■ Extract ■

Start of Block

MDGs can be achieved only through co-ordinated efforts of various government institutions
By Zubair Faisal Abbasi
In Pakistan, the focus of debate around Millennium Development Goals (MDGs) has been whether the country can achieve them or not. It was argued that the country was able to reduce poverty to half from 36 percent to 17 percent a few years ago and, hence, achieve the target before 2015.
Though the argument could not withstand criticism on methodology of poverty assessment, the country could not sustain the 50 percent of poverty reduction either. The euphoria was over before it could make everyone happy. According to some estimates, the country lapsed back into the poverty trap with 30-40 percent natives of the country inside the murky circle.
Looking at people from the perspective of multi-dimensional poverty, the country has more poor and deprived (52 percent) in its coffers than non-poor, according to estimates of Social Policy and Development Centre. Such inequalities and deprivations paint the canvass of life for people and rob them of basic capabilities to live and function.
In a recent report on MDGs by the government of Pakistan, the evidence of health outcomes during the period between 2001-02 to 2006-07 shows that only two more lives can celebrate their first birthdays amongst 1000 live births. While infant mortality rate stands at 75, during the next four years it has to be brought down to 42.
Going from such ebb to a plateau is no doubt an uphill task which goes beyond the ambit of health-focused interventions. Most distressing point is that such deprivations abound in Pakistan, despite the sloganeering of having recently lived another era of high growth and investment in which the highest ever 9 percent growth rate was also achieved.

End of Block

■ Tasks and exercises ■
• A. List every figure stated as a percentage in the article on Pakistan and the Millennium Development Goals.
• B. Pick up the article on Pakistan and the Millennium Development Goals after its last sentence and write on from there.

■ Data provided ■
Start of Block

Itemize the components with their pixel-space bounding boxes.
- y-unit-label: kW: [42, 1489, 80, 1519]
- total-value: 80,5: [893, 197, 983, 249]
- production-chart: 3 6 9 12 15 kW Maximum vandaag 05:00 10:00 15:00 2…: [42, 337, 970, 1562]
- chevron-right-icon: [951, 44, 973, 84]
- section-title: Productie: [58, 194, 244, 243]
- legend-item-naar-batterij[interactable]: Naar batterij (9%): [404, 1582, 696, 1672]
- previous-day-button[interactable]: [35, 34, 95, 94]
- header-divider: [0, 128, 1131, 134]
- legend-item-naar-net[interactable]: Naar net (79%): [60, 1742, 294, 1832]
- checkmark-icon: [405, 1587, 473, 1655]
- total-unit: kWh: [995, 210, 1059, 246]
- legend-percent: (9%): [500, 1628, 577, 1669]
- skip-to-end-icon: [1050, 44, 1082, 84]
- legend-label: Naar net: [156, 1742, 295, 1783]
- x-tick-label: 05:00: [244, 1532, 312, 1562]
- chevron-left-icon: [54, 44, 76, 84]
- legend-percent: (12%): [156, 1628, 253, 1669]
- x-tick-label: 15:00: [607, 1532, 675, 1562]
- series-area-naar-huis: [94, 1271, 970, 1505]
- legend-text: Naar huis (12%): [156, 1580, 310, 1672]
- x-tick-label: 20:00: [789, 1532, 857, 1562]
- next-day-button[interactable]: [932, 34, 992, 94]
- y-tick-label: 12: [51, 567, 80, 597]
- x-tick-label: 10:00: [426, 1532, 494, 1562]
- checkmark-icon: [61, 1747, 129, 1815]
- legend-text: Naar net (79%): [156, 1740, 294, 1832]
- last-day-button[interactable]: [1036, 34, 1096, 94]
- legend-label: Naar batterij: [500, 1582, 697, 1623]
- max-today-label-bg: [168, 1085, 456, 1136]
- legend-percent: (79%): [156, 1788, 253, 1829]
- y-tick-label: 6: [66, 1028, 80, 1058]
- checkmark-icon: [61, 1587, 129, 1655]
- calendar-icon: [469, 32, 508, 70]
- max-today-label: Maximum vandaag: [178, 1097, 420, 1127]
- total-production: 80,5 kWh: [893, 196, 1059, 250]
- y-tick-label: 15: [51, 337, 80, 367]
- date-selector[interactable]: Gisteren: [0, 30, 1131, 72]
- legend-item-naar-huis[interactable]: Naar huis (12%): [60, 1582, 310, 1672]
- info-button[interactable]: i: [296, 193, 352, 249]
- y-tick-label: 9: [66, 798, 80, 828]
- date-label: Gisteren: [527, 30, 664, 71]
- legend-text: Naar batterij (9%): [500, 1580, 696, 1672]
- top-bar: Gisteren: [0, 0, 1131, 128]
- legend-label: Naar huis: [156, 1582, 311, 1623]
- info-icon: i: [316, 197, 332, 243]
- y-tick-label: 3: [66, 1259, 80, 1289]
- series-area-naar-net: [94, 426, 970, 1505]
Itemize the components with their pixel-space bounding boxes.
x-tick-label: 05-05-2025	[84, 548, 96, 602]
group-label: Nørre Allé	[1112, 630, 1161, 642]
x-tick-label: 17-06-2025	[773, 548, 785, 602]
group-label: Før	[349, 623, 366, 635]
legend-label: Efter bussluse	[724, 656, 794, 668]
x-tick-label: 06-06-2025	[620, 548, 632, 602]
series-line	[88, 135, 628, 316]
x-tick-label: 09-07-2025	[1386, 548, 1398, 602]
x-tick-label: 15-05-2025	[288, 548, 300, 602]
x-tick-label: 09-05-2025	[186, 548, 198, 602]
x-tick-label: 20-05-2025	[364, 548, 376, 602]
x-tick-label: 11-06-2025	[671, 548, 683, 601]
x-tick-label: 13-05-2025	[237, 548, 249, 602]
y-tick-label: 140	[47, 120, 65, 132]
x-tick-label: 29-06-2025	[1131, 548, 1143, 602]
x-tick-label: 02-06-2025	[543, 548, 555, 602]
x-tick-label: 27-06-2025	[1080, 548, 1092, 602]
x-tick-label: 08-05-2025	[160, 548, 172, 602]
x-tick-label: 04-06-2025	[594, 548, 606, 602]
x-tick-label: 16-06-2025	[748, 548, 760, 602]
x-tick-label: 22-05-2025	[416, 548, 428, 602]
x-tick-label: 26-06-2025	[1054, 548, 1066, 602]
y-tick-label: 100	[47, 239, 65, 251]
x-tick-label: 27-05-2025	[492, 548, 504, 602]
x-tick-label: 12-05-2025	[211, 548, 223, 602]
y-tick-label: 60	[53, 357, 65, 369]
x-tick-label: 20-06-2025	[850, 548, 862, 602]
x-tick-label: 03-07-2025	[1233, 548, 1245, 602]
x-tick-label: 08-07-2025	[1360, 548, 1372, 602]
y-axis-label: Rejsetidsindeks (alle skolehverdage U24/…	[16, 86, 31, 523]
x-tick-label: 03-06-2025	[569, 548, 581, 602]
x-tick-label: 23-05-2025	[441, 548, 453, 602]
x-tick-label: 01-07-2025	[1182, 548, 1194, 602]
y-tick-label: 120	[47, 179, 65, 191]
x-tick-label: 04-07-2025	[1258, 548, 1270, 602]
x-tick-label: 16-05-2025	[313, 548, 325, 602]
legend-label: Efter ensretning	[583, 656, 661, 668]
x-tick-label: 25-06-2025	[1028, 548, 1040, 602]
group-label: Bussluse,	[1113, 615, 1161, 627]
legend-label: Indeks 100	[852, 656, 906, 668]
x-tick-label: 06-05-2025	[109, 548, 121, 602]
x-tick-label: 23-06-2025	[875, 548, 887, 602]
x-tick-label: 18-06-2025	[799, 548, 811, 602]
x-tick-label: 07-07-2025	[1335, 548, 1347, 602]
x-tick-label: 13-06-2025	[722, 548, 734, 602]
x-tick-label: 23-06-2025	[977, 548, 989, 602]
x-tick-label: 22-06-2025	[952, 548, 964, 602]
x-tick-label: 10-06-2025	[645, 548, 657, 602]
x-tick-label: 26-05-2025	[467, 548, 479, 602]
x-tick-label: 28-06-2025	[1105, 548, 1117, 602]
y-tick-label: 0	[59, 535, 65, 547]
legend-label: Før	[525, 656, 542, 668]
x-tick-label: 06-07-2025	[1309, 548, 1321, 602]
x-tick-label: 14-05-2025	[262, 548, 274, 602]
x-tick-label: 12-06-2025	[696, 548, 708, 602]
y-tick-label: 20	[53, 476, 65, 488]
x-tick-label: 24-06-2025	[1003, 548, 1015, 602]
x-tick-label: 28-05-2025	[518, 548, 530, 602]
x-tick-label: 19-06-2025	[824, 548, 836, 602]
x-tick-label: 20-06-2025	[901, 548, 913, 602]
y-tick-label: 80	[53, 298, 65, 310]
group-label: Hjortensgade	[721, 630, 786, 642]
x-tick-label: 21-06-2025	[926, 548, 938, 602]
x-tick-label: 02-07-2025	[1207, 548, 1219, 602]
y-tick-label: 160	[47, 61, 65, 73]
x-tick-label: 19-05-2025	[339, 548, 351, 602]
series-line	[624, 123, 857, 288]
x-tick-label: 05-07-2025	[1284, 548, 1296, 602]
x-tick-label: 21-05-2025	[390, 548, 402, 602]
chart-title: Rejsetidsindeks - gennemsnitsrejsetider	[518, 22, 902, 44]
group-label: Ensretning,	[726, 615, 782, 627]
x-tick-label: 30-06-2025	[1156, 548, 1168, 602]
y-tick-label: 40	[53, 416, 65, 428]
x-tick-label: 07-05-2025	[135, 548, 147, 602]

End of Block

■ Results for the exercise ■
• A. 36 percent, 17 percent, 50 percent, 30-40 percent, 52 percent, 9 percent

• B.
Responding to the situation of Pakistan, different civil society groups have stressed upon the social and legal side of the enabling and egalitarian environment which could help achieve the MDGs. These are good initiatives and must be carried on with fervour.
However, a deep analysis is also needed that whether MDGs have really focused the development malaise in Pakistan. In addition, how New Growth Strategy (NGS), which has been tagged as neither new nor a strategy by analysts, would be able to take Pakistan on a sustained and equitable economic growth path.
It appears that, currently, the way issue of social and economic development has been articulated in Pakistan (and in MDGs to a certain extent) is something like: largely if health (i.e., more doctors, medicines, and hospitals, etc.) and education (i.e., more schools and teachers) get some attention while letting the market decide what kind of capacity is needed in the economy, everything will automatically adjust based on the logic of so-called free and open market.
At best, what is needed is to allow individual entrepreneurship to flourish through (micro) credit at the bottom and enforcement of property rights at the top levels of economic activity. The rest can be left to the national and international market and competition to decide in which direction welfare functions can perform since such a system will increase size of the economic pie and hence improvement in distribution will follow.
There is a need to question the above-mentioned doctrines of the ‘new developmentalism’ being pursued and brought in Pakistan. Prof. Ha-Joon Chang, through his research on the dynamics of economic improvements around the world, has argued that countries need to improve their ‘productive capacity’ in order to meet the challenges of poverty and social development. They need to bring in the idea of ‘flying goose-like’ situations in which the government, private sector, financial sector, and academia build industrial development vision which reinforces the collective entrepreneurial efforts for economic growth through up-gradation and modernisation of the productive capacity of an economy.
It is important to note that individual entrepreneurs do play a very significant role, such as having more business graduates, doctors and engineers means trained and skilled human resource to fuel the engine of economic growth. However, equally important is to have successful large-scale enterprises and firms which absorb and sharpen the utilisation capacity of the economy. Such firms are needed to organise complex division of labour which is needed to harness the potentials of individual entrepreneurs.
Ha-Joon Chang argues, what really distinguish the US or Germany, on the one hand, and the Philippines or Nigeria, on the other hand, are their Boeings and Volkswagens, and not their economists or medical doctors (which the latter countries have in quite large quantities).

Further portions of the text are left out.